§ Work to complete
In the entries below, find the lines with the word "text" and copy them.

§ Exercise material
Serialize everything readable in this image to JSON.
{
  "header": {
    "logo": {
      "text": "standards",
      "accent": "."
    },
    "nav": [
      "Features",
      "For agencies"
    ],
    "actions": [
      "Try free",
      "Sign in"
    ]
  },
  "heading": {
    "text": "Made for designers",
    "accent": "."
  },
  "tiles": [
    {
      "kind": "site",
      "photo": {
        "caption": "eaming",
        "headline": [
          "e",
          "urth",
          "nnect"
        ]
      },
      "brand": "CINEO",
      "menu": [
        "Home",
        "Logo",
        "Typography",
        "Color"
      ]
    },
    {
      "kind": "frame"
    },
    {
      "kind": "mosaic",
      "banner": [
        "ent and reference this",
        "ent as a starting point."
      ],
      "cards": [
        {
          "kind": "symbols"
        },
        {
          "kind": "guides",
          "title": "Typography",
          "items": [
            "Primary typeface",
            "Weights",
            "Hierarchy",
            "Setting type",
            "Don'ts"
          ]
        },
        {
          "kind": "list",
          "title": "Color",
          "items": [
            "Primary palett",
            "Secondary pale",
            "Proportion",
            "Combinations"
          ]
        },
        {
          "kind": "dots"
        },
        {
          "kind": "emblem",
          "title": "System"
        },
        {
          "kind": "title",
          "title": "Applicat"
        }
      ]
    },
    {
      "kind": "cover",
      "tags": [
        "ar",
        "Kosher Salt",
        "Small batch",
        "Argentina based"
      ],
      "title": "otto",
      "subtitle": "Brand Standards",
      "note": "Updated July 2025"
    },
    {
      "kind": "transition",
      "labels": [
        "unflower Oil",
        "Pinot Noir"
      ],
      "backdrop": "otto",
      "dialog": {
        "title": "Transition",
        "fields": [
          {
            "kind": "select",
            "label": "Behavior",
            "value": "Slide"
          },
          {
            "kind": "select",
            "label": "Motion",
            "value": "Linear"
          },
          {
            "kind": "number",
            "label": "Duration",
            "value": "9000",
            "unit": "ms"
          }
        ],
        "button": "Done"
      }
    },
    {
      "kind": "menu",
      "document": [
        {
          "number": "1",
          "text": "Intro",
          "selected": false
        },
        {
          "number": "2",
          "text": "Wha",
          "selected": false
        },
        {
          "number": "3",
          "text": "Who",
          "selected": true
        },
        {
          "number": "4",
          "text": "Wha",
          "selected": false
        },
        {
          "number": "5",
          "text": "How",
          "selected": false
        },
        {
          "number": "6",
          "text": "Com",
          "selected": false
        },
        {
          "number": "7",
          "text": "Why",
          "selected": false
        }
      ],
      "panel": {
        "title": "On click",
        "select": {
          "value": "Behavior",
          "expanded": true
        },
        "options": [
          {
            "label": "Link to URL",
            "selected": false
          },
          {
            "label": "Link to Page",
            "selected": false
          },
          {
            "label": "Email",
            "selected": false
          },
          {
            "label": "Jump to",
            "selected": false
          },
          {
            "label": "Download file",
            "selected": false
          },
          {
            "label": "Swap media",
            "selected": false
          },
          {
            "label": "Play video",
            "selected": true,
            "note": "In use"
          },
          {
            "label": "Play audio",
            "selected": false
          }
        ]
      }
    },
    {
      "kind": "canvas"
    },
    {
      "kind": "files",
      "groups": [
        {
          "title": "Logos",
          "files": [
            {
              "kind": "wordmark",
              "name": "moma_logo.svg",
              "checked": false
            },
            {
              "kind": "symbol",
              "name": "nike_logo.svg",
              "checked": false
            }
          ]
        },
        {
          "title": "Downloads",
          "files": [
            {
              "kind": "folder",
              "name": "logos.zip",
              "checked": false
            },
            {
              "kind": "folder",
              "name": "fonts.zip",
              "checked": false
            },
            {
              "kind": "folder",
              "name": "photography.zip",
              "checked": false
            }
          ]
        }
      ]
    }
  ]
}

§ Task output
      "text": "standards",
    "text": "Made for designers",
          "text": "Intro",
          "text": "Wha",
          "text": "Who",
          "text": "Wha",
          "text": "How",
          "text": "Com",
          "text": "Why",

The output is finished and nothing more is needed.